--- What the task requires ---
Gather all lines from the material that contain the word "every".
** Start Recorded data **
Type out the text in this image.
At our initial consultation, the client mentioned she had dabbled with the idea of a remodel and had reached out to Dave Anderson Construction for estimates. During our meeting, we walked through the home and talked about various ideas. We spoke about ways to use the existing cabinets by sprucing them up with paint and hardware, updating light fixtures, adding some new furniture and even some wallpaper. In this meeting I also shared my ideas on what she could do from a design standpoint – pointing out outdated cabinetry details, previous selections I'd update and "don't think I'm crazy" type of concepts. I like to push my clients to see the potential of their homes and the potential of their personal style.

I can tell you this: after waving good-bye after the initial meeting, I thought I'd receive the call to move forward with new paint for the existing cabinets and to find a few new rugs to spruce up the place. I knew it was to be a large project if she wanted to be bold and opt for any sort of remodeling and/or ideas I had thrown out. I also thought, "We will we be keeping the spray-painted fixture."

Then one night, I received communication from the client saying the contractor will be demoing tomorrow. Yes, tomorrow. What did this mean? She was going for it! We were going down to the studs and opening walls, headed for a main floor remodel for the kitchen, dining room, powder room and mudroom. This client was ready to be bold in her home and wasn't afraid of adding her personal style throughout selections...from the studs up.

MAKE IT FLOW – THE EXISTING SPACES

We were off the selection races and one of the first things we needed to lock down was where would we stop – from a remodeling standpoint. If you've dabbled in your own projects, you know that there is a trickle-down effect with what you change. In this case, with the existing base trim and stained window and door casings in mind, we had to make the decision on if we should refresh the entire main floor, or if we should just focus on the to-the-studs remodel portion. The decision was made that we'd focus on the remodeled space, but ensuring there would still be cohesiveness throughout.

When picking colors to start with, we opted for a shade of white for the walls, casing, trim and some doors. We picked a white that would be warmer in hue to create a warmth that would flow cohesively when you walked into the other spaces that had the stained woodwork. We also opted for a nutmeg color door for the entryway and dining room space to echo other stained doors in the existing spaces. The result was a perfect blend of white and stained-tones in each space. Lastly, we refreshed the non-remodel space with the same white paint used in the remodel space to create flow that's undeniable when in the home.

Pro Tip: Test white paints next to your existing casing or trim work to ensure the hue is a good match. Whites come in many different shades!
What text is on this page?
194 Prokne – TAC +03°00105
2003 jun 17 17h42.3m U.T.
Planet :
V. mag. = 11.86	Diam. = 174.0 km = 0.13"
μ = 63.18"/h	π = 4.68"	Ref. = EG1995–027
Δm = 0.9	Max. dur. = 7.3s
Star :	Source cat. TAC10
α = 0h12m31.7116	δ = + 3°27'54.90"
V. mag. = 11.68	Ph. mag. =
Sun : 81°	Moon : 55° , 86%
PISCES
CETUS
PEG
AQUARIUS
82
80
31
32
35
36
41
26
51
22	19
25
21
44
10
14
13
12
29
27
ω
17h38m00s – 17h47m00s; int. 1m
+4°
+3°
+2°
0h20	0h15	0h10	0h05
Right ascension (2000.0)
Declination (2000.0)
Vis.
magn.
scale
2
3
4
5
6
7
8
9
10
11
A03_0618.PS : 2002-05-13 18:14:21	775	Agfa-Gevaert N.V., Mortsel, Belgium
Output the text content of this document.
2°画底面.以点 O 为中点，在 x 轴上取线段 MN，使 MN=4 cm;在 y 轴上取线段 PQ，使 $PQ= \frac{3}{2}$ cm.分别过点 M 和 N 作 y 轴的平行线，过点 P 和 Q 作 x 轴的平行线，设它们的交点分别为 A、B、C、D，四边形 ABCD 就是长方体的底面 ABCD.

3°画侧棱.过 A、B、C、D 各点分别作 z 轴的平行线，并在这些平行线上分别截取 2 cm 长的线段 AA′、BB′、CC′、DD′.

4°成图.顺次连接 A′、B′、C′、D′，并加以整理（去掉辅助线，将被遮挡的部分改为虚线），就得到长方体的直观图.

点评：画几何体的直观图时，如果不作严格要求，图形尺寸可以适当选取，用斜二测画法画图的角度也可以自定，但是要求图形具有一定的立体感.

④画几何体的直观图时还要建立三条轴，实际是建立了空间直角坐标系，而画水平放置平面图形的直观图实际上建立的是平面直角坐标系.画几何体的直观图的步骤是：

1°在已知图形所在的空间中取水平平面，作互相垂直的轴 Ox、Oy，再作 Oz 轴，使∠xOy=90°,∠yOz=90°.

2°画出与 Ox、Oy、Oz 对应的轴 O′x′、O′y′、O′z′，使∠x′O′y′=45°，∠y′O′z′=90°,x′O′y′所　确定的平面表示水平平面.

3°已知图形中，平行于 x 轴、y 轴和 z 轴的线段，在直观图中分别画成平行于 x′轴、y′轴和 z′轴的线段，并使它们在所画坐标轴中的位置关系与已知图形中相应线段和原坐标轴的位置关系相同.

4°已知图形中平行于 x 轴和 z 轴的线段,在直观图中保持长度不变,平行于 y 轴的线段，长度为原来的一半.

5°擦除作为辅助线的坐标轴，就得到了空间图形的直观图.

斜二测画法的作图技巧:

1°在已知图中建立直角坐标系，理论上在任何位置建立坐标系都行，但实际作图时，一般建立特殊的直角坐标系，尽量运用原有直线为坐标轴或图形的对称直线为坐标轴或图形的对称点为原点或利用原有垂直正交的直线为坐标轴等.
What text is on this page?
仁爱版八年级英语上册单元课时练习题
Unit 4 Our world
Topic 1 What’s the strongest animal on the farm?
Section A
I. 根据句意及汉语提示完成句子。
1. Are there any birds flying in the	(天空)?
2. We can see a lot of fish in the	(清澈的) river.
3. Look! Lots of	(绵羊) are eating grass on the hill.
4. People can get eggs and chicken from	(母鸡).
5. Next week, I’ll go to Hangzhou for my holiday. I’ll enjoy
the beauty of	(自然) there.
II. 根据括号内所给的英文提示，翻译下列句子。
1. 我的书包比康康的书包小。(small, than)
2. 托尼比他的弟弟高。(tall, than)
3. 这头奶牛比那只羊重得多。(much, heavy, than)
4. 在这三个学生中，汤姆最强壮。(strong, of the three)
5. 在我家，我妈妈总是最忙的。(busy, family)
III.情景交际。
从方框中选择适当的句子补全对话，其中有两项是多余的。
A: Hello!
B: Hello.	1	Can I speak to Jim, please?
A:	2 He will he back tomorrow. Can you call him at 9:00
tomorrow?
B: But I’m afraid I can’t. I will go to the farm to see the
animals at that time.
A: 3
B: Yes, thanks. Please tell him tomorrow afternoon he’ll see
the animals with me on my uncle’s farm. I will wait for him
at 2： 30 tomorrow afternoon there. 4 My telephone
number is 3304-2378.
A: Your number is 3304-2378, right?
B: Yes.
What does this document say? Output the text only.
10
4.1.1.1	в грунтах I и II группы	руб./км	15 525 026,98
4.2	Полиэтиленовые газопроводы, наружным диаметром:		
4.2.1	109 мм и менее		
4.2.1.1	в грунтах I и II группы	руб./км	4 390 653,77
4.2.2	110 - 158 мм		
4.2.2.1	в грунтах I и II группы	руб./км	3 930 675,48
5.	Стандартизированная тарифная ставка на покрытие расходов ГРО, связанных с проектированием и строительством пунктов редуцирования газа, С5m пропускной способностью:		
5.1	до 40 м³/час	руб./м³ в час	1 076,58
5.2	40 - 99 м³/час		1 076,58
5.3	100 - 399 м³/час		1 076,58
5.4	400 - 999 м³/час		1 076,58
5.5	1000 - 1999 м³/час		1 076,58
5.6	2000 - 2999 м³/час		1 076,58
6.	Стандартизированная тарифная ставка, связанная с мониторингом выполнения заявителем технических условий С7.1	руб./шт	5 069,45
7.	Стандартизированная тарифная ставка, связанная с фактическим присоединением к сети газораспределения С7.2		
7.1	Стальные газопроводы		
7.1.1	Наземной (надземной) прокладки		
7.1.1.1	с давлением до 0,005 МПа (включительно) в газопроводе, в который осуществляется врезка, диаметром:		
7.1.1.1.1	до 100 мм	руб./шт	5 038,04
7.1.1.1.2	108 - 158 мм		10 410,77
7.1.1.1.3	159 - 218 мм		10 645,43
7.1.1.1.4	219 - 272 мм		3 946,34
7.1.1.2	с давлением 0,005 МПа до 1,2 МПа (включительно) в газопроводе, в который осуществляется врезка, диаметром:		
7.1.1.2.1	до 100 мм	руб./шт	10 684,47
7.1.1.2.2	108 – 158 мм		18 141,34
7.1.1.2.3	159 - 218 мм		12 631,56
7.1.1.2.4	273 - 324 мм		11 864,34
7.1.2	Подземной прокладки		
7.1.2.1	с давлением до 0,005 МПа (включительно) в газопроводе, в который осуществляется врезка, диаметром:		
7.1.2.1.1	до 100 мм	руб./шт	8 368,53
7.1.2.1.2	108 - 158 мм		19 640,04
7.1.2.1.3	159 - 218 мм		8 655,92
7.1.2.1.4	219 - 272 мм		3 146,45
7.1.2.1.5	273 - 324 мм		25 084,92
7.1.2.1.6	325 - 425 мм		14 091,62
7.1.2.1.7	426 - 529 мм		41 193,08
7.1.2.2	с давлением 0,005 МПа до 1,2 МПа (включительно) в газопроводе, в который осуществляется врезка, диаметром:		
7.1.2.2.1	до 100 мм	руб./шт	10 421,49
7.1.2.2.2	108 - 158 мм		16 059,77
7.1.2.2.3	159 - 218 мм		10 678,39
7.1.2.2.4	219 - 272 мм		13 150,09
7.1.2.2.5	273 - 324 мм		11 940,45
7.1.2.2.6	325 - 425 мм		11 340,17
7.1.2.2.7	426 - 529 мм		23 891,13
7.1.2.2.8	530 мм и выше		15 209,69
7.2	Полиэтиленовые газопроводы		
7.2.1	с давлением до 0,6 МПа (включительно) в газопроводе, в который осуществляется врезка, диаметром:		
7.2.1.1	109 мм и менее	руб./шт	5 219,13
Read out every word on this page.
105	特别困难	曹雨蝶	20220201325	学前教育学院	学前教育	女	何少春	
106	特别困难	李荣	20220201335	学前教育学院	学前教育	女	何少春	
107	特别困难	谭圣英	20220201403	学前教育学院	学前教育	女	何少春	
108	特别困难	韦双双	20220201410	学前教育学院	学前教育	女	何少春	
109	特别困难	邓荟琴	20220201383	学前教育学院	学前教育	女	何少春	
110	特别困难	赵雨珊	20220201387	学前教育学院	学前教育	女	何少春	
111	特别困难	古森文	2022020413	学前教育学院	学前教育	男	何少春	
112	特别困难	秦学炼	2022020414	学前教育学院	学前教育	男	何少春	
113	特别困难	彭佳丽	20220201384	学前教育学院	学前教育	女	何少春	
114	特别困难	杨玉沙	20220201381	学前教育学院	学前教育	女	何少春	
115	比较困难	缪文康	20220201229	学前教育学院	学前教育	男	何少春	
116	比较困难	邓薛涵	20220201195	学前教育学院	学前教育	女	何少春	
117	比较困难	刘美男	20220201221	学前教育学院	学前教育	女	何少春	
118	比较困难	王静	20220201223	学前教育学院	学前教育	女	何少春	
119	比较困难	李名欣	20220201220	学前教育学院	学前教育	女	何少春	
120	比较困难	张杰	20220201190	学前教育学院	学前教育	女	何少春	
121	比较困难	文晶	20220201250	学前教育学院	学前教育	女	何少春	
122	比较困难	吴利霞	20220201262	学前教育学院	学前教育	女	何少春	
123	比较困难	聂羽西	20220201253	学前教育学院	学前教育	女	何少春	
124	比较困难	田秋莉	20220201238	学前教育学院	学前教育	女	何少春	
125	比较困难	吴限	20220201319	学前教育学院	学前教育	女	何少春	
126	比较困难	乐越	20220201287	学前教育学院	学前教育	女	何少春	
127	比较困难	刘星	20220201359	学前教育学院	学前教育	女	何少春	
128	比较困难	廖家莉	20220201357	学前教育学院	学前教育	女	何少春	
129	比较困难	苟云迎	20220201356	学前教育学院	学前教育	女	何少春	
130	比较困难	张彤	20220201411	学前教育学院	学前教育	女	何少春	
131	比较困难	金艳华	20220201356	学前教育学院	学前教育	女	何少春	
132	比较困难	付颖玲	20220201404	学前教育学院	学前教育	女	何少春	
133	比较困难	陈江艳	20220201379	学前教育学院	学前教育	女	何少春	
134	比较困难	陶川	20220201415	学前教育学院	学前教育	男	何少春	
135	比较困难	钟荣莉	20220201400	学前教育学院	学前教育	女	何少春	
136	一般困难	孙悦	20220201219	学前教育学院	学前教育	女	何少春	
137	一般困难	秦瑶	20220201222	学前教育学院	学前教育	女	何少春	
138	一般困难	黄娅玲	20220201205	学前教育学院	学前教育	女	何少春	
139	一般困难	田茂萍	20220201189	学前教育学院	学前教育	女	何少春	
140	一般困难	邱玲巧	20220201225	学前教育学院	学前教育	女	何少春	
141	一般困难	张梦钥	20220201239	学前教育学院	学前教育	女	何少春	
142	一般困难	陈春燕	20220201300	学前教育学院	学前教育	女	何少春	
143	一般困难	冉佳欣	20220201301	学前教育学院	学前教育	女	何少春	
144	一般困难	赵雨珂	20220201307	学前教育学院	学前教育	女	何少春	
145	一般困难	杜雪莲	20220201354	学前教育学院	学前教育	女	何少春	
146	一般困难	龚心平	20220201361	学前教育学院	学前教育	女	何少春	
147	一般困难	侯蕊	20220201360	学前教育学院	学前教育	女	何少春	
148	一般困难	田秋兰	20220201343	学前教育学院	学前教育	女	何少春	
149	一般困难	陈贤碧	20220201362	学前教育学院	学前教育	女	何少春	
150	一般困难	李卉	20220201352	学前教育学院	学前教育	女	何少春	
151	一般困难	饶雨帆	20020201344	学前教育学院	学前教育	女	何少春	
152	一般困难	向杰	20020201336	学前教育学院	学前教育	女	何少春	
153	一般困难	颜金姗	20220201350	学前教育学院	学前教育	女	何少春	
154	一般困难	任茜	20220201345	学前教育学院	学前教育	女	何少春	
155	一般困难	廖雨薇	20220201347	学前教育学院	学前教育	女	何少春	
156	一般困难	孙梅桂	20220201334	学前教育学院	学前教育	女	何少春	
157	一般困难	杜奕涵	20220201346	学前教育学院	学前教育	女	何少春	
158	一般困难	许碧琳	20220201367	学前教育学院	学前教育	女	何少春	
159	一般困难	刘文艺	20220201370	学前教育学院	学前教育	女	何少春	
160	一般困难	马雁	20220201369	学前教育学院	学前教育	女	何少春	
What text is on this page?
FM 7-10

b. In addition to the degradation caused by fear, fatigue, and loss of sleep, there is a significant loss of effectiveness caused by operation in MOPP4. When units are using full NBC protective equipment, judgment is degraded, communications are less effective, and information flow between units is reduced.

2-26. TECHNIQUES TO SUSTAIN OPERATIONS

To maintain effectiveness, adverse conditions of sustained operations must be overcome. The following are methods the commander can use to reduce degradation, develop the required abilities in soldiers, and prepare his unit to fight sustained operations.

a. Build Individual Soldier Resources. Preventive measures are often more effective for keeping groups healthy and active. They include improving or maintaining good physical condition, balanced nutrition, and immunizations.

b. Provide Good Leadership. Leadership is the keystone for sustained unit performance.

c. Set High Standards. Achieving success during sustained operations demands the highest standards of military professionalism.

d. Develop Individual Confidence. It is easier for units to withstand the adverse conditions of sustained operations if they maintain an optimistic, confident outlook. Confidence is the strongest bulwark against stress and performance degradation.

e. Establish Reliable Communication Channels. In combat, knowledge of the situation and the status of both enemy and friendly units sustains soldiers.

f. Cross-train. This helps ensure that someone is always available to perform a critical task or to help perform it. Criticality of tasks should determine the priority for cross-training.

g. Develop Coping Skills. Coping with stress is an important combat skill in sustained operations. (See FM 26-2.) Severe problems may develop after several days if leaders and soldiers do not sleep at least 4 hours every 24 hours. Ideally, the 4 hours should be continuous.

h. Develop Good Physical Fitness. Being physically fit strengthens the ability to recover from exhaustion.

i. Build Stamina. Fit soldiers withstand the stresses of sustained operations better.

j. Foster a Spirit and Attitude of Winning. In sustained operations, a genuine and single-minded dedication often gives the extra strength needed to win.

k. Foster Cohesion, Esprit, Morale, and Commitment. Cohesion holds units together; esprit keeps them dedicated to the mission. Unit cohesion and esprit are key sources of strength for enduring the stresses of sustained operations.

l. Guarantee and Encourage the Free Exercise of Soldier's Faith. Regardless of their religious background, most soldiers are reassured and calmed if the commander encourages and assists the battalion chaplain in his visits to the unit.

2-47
** End Recorded data **
--- The solution ---
Read out every word on this page.
g. Develop Coping Skills. Coping with stress is an important combat skill in sustained operations. (See FM 26-2.) Severe problems may develop after several days if leaders and soldiers do not sleep at least 4 hours every 24 hours. Ideally, the 4 hours should be continuous.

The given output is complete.